A block of data:
■ ■ ■ ■

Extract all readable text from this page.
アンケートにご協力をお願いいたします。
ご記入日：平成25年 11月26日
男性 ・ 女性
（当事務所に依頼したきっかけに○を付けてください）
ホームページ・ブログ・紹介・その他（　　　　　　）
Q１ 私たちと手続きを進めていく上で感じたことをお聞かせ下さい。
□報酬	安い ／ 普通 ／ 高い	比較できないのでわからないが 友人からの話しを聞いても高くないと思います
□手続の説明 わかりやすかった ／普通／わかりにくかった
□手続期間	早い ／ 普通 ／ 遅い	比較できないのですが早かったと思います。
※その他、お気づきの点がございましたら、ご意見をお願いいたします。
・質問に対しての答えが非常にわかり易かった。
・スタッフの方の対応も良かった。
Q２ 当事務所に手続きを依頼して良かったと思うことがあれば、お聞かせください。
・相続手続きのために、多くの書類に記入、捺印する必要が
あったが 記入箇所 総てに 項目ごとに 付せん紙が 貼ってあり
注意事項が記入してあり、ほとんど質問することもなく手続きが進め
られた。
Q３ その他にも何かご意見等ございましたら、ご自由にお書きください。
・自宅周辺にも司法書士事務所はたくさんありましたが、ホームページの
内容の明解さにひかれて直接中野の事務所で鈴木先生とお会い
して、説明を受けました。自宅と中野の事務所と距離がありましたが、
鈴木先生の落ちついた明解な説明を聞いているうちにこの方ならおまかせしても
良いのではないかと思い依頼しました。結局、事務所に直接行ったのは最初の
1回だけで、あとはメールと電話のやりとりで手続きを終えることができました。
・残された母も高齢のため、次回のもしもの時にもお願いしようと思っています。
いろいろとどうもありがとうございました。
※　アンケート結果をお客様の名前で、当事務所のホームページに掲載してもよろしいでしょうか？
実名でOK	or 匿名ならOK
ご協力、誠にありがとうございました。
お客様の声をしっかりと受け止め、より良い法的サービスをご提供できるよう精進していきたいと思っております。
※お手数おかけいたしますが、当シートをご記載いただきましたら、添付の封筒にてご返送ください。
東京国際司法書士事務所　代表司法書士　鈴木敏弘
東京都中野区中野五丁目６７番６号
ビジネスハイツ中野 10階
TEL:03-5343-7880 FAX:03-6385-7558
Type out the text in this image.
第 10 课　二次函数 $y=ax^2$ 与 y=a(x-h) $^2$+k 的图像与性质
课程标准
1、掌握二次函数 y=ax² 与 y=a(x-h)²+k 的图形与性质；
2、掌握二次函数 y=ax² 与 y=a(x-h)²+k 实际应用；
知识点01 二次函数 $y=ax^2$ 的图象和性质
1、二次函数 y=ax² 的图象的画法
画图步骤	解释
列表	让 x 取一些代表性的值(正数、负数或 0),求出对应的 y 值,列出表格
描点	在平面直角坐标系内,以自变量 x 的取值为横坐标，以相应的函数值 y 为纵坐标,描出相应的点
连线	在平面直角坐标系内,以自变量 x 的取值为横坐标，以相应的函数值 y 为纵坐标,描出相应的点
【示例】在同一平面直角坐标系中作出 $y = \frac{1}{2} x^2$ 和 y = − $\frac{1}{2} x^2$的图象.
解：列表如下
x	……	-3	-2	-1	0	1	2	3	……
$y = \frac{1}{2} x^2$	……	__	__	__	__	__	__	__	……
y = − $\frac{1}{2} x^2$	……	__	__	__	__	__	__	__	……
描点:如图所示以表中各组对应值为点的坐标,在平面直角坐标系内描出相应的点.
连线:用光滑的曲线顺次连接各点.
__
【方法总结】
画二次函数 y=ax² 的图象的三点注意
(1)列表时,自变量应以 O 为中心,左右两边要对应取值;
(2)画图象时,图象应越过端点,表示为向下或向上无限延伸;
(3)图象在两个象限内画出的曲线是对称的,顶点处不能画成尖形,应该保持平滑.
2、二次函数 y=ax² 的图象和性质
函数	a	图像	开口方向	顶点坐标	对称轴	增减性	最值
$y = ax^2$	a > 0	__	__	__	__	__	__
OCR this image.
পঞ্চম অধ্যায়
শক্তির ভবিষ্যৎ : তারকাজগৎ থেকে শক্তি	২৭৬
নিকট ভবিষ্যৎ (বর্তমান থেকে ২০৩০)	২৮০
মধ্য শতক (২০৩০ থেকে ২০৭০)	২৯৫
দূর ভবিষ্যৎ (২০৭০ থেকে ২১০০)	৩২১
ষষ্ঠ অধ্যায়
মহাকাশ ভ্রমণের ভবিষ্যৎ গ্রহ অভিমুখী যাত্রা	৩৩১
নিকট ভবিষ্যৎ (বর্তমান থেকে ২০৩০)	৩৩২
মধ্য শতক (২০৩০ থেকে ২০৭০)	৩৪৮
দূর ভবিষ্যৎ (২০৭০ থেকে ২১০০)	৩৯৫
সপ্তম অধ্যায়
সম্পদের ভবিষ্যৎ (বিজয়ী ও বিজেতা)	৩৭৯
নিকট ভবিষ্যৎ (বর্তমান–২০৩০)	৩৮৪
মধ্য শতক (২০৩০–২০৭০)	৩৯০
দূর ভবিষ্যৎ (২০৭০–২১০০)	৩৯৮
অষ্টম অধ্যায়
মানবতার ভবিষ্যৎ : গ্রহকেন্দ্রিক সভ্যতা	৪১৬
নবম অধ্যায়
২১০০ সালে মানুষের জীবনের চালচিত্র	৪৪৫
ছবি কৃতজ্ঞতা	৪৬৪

■ ■ ■ ■

DESCRIPTION OF THE TASK
Print all of the data exactly as it was given.

EXPECTED ANSWER
Extract all readable text from this page.
アンケートにご協力をお願いいたします。
ご記入日：平成25年 11月26日
男性 ・ 女性
（当事務所に依頼したきっかけに○を付けてください）
ホームページ・ブログ・紹介・その他（　　　　　　）
Q１ 私たちと手続きを進めていく上で感じたことをお聞かせ下さい。
□報酬	安い ／ 普通 ／ 高い	比較できないのでわからないが 友人からの話しを聞いても高くないと思います
□手続の説明 わかりやすかった ／普通／わかりにくかった
□手続期間	早い ／ 普通 ／ 遅い	比較できないのですが早かったと思います。
※その他、お気づきの点がございましたら、ご意見をお願いいたします。
・質問に対しての答えが非常にわかり易かった。
・スタッフの方の対応も良かった。
Q２ 当事務所に手続きを依頼して良かったと思うことがあれば、お聞かせください。
・相続手続きのために、多くの書類に記入、捺印する必要が
あったが 記入箇所 総てに 項目ごとに 付せん紙が 貼ってあり
注意事項が記入してあり、ほとんど質問することもなく手続きが進め
られた。
Q３ その他にも何かご意見等ございましたら、ご自由にお書きください。
・自宅周辺にも司法書士事務所はたくさんありましたが、ホームページの
内容の明解さにひかれて直接中野の事務所で鈴木先生とお会い
して、説明を受けました。自宅と中野の事務所と距離がありましたが、
鈴木先生の落ちついた明解な説明を聞いているうちにこの方ならおまかせしても
良いのではないかと思い依頼しました。結局、事務所に直接行ったのは最初の
1回だけで、あとはメールと電話のやりとりで手続きを終えることができました。
・残された母も高齢のため、次回のもしもの時にもお願いしようと思っています。
いろいろとどうもありがとうございました。
※　アンケート結果をお客様の名前で、当事務所のホームページに掲載してもよろしいでしょうか？
実名でOK	or 匿名ならOK
ご協力、誠にありがとうございました。
お客様の声をしっかりと受け止め、より良い法的サービスをご提供できるよう精進していきたいと思っております。
※お手数おかけいたしますが、当シートをご記載いただきましたら、添付の封筒にてご返送ください。
東京国際司法書士事務所　代表司法書士　鈴木敏弘
東京都中野区中野五丁目６７番６号
ビジネスハイツ中野 10階
TEL:03-5343-7880 FAX:03-6385-7558
Type out the text in this image.
第 10 课　二次函数 $y=ax^2$ 与 y=a(x-h) $^2$+k 的图像与性质
课程标准
1、掌握二次函数 y=ax² 与 y=a(x-h)²+k 的图形与性质；
2、掌握二次函数 y=ax² 与 y=a(x-h)²+k 实际应用；
知识点01 二次函数 $y=ax^2$ 的图象和性质
1、二次函数 y=ax² 的图象的画法
画图步骤	解释
列表	让 x 取一些代表性的值(正数、负数或 0),求出对应的 y 值,列出表格
描点	在平面直角坐标系内,以自变量 x 的取值为横坐标，以相应的函数值 y 为纵坐标,描出相应的点
连线	在平面直角坐标系内,以自变量 x 的取值为横坐标，以相应的函数值 y 为纵坐标,描出相应的点
【示例】在同一平面直角坐标系中作出 $y = \frac{1}{2} x^2$ 和 y = − $\frac{1}{2} x^2$的图象.
解：列表如下
x	……	-3	-2	-1	0	1	2	3	……
$y = \frac{1}{2} x^2$	……	__	__	__	__	__	__	__	……
y = − $\frac{1}{2} x^2$	……	__	__	__	__	__	__	__	……
描点:如图所示以表中各组对应值为点的坐标,在平面直角坐标系内描出相应的点.
连线:用光滑的曲线顺次连接各点.
__
【方法总结】
画二次函数 y=ax² 的图象的三点注意
(1)列表时,自变量应以 O 为中心,左右两边要对应取值;
(2)画图象时,图象应越过端点,表示为向下或向上无限延伸;
(3)图象在两个象限内画出的曲线是对称的,顶点处不能画成尖形,应该保持平滑.
2、二次函数 y=ax² 的图象和性质
函数	a	图像	开口方向	顶点坐标	对称轴	增减性	最值
$y = ax^2$	a > 0	__	__	__	__	__	__
OCR this image.
পঞ্চম অধ্যায়
শক্তির ভবিষ্যৎ : তারকাজগৎ থেকে শক্তি	২৭৬
নিকট ভবিষ্যৎ (বর্তমান থেকে ২০৩০)	২৮০
মধ্য শতক (২০৩০ থেকে ২০৭০)	২৯৫
দূর ভবিষ্যৎ (২০৭০ থেকে ২১০০)	৩২১
ষষ্ঠ অধ্যায়
মহাকাশ ভ্রমণের ভবিষ্যৎ গ্রহ অভিমুখী যাত্রা	৩৩১
নিকট ভবিষ্যৎ (বর্তমান থেকে ২০৩০)	৩৩২
মধ্য শতক (২০৩০ থেকে ২০৭০)	৩৪৮
দূর ভবিষ্যৎ (২০৭০ থেকে ২১০০)	৩৯৫
সপ্তম অধ্যায়
সম্পদের ভবিষ্যৎ (বিজয়ী ও বিজেতা)	৩৭৯
নিকট ভবিষ্যৎ (বর্তমান–২০৩০)	৩৮৪
মধ্য শতক (২০৩০–২০৭০)	৩৯০
দূর ভবিষ্যৎ (২০৭০–২১০০)	৩৯৮
অষ্টম অধ্যায়
মানবতার ভবিষ্যৎ : গ্রহকেন্দ্রিক সভ্যতা	৪১৬
নবম অধ্যায়
২১০০ সালে মানুষের জীবনের চালচিত্র	৪৪৫
ছবি কৃতজ্ঞতা	৪৬৪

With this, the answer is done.